Copy the stretch from "Miguel Ferrandis Torres" through "a start earlier." of the remarks on the Bahru plant, renaming "EBITDA" to "operating earnings".

- SELECTED EXTRACT
==*==

Miguel Ferrandis Torres
CFO, Acerinox

As I said before, since Bahru is back, the second half of August and full September, we have been in the range of the two-digit EBITDA. The previous month and a half, it was closed. The average at the end, more or less, you can assume that shall be a positive EBITDA margin of around 6%-7%. That's that because we have been non-working a month and a half. That's the situation in Bahru. Bahru already start appreciating very healthy margins coming, you know, after difficult years prior to the closure. It was a pity that the plant should be closed for that period, but the recovery had a start earlier.

As you know, Bahru, for several years, this effect of the oversupply in the region, mostly driven by Chinese and Indonesian exports, spoiling the margins in the area. The situation has been improving most of 2021. Bahru started experiencing positive margins early in the year. It was probably stopped as this political decision for these two and a half months, unfortunately, now is there. In this range, what we are actually doing now is optimizing our production in this last part of the year in order to recover the sales that spoiled us during that period. Consequently, the fourth quarter in Bahru, we expect it to be strong.

==*==

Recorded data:
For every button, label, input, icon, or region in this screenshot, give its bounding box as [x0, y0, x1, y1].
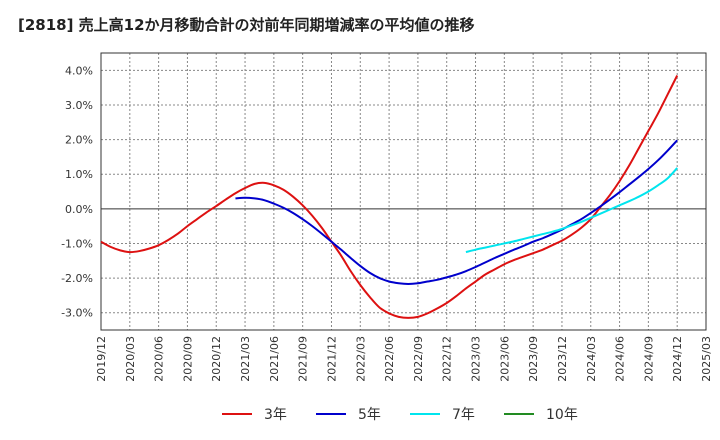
- x-tick-label: 2023/03: [470, 336, 483, 382]
- x-tick-label: 2024/06: [614, 336, 627, 382]
- series-line-3年: [100, 75, 679, 319]
- series-line-7年: [465, 167, 678, 254]
- legend-label: 10年: [546, 407, 578, 423]
- y-tick-label: 3.0%: [65, 99, 93, 112]
- y-tick-label: -1.0%: [61, 237, 93, 250]
- plot-frame: [100, 52, 707, 331]
- legend-label: 5年: [358, 407, 381, 423]
- x-axis-ticks: 2019/12 2020/03 2020/06 2020/09 2020/12 2021/…: [95, 336, 713, 382]
- plot-area: [101, 53, 706, 330]
- x-tick-label: 2021/09: [297, 336, 310, 382]
- x-tick-label: 2019/12: [95, 336, 108, 382]
- y-tick-label: 1.0%: [65, 168, 93, 181]
- x-tick-label: 2024/09: [642, 336, 655, 382]
- x-tick-label: 2021/03: [239, 336, 252, 382]
- x-tick-label: 2022/03: [354, 336, 367, 382]
- y-tick-label: 2.0%: [65, 134, 93, 147]
- y-tick-label: 4.0%: [65, 64, 93, 77]
- grid-horizontal: [101, 69, 706, 314]
- x-tick-label: 2023/06: [498, 336, 511, 382]
- legend-label: 3年: [264, 407, 287, 423]
- x-tick-label: 2020/12: [210, 336, 223, 382]
- x-tick-label: 2024/12: [671, 336, 684, 382]
- y-axis-ticks: 4.0% 3.0% 2.0% 1.0% 0.0% -1.0% -2.0% -3.0%: [61, 64, 93, 319]
- x-tick-label: 2022/12: [441, 336, 454, 382]
- y-tick-label: -2.0%: [61, 272, 93, 285]
- x-tick-label: 2022/09: [412, 336, 425, 382]
- x-tick-label: 2022/06: [383, 336, 396, 382]
- x-tick-label: 2020/06: [153, 336, 166, 382]
- x-tick-label: 2023/09: [527, 336, 540, 382]
- chart-title: [2818] 売上高12か月移動合計の対前年同期増減率の平均値の推移: [18, 16, 475, 34]
- y-tick-label: -3.0%: [61, 307, 93, 320]
- y-tick-label: 0.0%: [65, 203, 93, 216]
- x-tick-label: 2025/03: [700, 336, 713, 382]
- legend: 3年 5年 7年 10年: [222, 407, 578, 423]
- x-tick-label: 2020/09: [181, 336, 194, 382]
- legend-label: 7年: [452, 407, 475, 423]
- x-tick-label: 2020/03: [124, 336, 137, 382]
- x-tick-label: 2024/03: [585, 336, 598, 382]
- x-tick-label: 2021/06: [268, 336, 281, 382]
- series-line-5年: [235, 139, 678, 285]
- x-tick-label: 2021/12: [325, 336, 338, 382]
- series-lines: [100, 75, 679, 319]
- x-tick-label: 2023/12: [556, 336, 569, 382]
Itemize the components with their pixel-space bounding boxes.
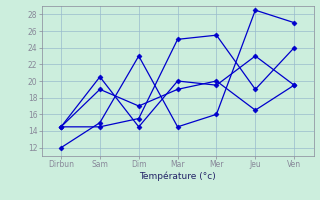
X-axis label: Température (°c): Température (°c): [139, 172, 216, 181]
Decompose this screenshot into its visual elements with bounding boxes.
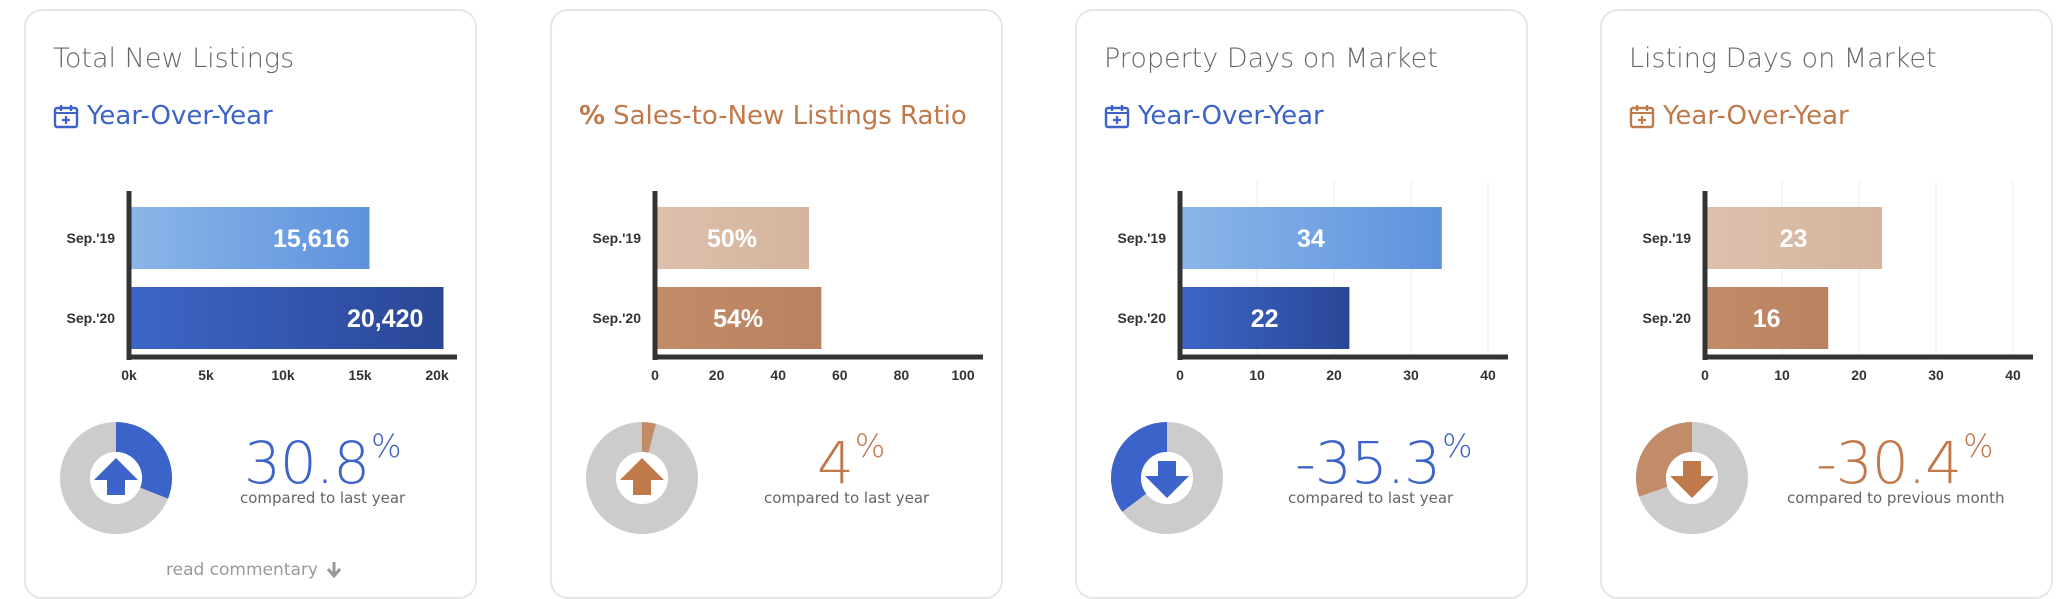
bar (655, 287, 822, 349)
subtitle: % Sales-to-New Listings Ratio (579, 101, 967, 131)
change-unit: % (854, 427, 885, 465)
tick-label: 30 (1403, 367, 1419, 383)
category-label: Sep.'19 (593, 230, 642, 246)
change-percent: -35.3% (1295, 427, 1472, 497)
percent-icon: % (579, 101, 606, 131)
tick-label: 20 (709, 367, 725, 383)
donut-segment (641, 422, 656, 453)
subtitle-label: Year-Over-Year (87, 101, 273, 131)
donut-segment (1636, 422, 1693, 497)
bar-chart: Sep.'19 50% Sep.'20 54% 0 20 40 60 80 100 (593, 191, 983, 383)
calendar-plus-icon (1629, 105, 1655, 129)
arrow-up-icon (620, 458, 664, 495)
bar-chart: Sep.'19 34 Sep.'20 22 0 10 20 30 40 (1118, 181, 1508, 383)
subtitle: Year-Over-Year (1104, 101, 1324, 131)
tick-label: 15k (348, 367, 372, 383)
data-label: 15,616 (273, 225, 349, 253)
data-label: 16 (1753, 305, 1781, 333)
subtitle-label: Year-Over-Year (1138, 101, 1324, 131)
change-value: -30.4 (1816, 429, 1962, 497)
tick-label: 0 (1176, 367, 1184, 383)
tick-label: 40 (2005, 367, 2021, 383)
compared-text: compared to last year (764, 489, 930, 507)
arrow-down-icon (326, 562, 342, 579)
subtitle-label: Year-Over-Year (1663, 101, 1849, 131)
tick-label: 5k (198, 367, 214, 383)
tick-label: 0 (1701, 367, 1709, 383)
tick-label: 20 (1326, 367, 1342, 383)
change-value: 4 (817, 429, 854, 497)
subtitle-label: Sales-to-New Listings Ratio (613, 101, 967, 131)
calendar-plus-icon (1104, 105, 1130, 129)
tick-label: 0 (651, 367, 659, 383)
change-percent: 30.8% (244, 427, 402, 497)
bar (129, 287, 444, 349)
tick-label: 40 (1480, 367, 1496, 383)
category-label: Sep.'19 (67, 230, 116, 246)
donut-chart (586, 422, 698, 534)
card-total-new-listings: Total New Listings Year-Over-Year Sep.'1… (24, 9, 477, 599)
bar (655, 207, 809, 269)
compared-text: compared to last year (1288, 489, 1454, 507)
subtitle: Year-Over-Year (1629, 101, 1849, 131)
arrow-down-icon (1670, 461, 1714, 498)
bar-chart: Sep.'19 23 Sep.'20 16 0 10 20 30 40 (1643, 181, 2033, 383)
donut-chart (1636, 422, 1748, 534)
category-label: Sep.'20 (67, 310, 116, 326)
data-label: 23 (1780, 225, 1808, 253)
change-value: -35.3 (1295, 429, 1441, 497)
change-unit: % (1963, 427, 1993, 465)
category-label: Sep.'20 (1643, 310, 1692, 326)
category-label: Sep.'20 (593, 310, 642, 326)
arrow-down-icon (1145, 461, 1189, 498)
tick-label: 40 (770, 367, 786, 383)
tick-label: 30 (1928, 367, 1944, 383)
change-unit: % (371, 427, 401, 465)
card-title: Total New Listings (53, 43, 295, 74)
category-label: Sep.'20 (1118, 310, 1167, 326)
category-label: Sep.'19 (1643, 230, 1692, 246)
data-label: 50% (707, 225, 757, 253)
donut-segment (115, 422, 172, 499)
tick-label: 10 (1774, 367, 1790, 383)
change-unit: % (1442, 427, 1472, 465)
tick-label: 20 (1851, 367, 1867, 383)
bar (1180, 287, 1350, 349)
tick-label: 80 (894, 367, 910, 383)
card-title: Property Days on Market (1104, 43, 1438, 74)
data-label: 22 (1251, 305, 1279, 333)
bar (1705, 207, 1883, 269)
arrow-up-icon (94, 458, 138, 495)
calendar-plus-icon (53, 105, 79, 129)
tick-label: 20k (425, 367, 449, 383)
read-commentary-link[interactable]: read commentary (166, 560, 342, 580)
change-percent: -30.4% (1816, 427, 1993, 497)
tick-label: 60 (832, 367, 848, 383)
compared-text: compared to previous month (1787, 489, 2005, 507)
compared-text: compared to last year (240, 489, 406, 507)
tick-label: 100 (951, 367, 975, 383)
card-title: Listing Days on Market (1629, 43, 1937, 74)
subtitle: Year-Over-Year (53, 101, 273, 131)
card-property-days-on-market: Property Days on Market Year-Over-Year S… (1075, 9, 1528, 599)
data-label: 20,420 (347, 305, 423, 333)
bar (129, 207, 370, 269)
donut-chart (1111, 422, 1223, 534)
tick-label: 0k (121, 367, 137, 383)
data-label: 34 (1297, 225, 1325, 253)
category-label: Sep.'19 (1118, 230, 1167, 246)
donut-chart (60, 422, 172, 534)
bar-chart: Sep.'19 15,616 Sep.'20 20,420 0k 5k 10k 15k 20k (67, 191, 457, 383)
card-sales-to-new-listings: % Sales-to-New Listings Ratio Sep.'19 50%… (550, 9, 1003, 599)
change-percent: 4% (817, 427, 885, 497)
card-listing-days-on-market: Listing Days on Market Year-Over-Year Se… (1600, 9, 2053, 599)
donut-segment (1111, 422, 1168, 512)
data-label: 54% (713, 305, 763, 333)
tick-label: 10k (271, 367, 295, 383)
tick-label: 10 (1249, 367, 1265, 383)
change-value: 30.8 (244, 429, 370, 497)
bar (1705, 287, 1829, 349)
read-commentary-label: read commentary (166, 560, 318, 580)
bar (1180, 207, 1442, 269)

==*==

- WRITTEN RESPONSE
Miguel Ferrandis Torres
CFO, Acerinox

As I said before, since Bahru is back, the second half of August and full September, we have been in the range of the two-digit operating earnings. The previous month and a half, it was closed. The average at the end, more or less, you can assume that shall be a positive operating earnings margin of around 6%-7%. That's that because we have been non-working a month and a half. That's the situation in Bahru. Bahru already start appreciating very healthy margins coming, you know, after difficult years prior to the closure. It was a pity that the plant should be closed for that period, but the recovery had a start earlier.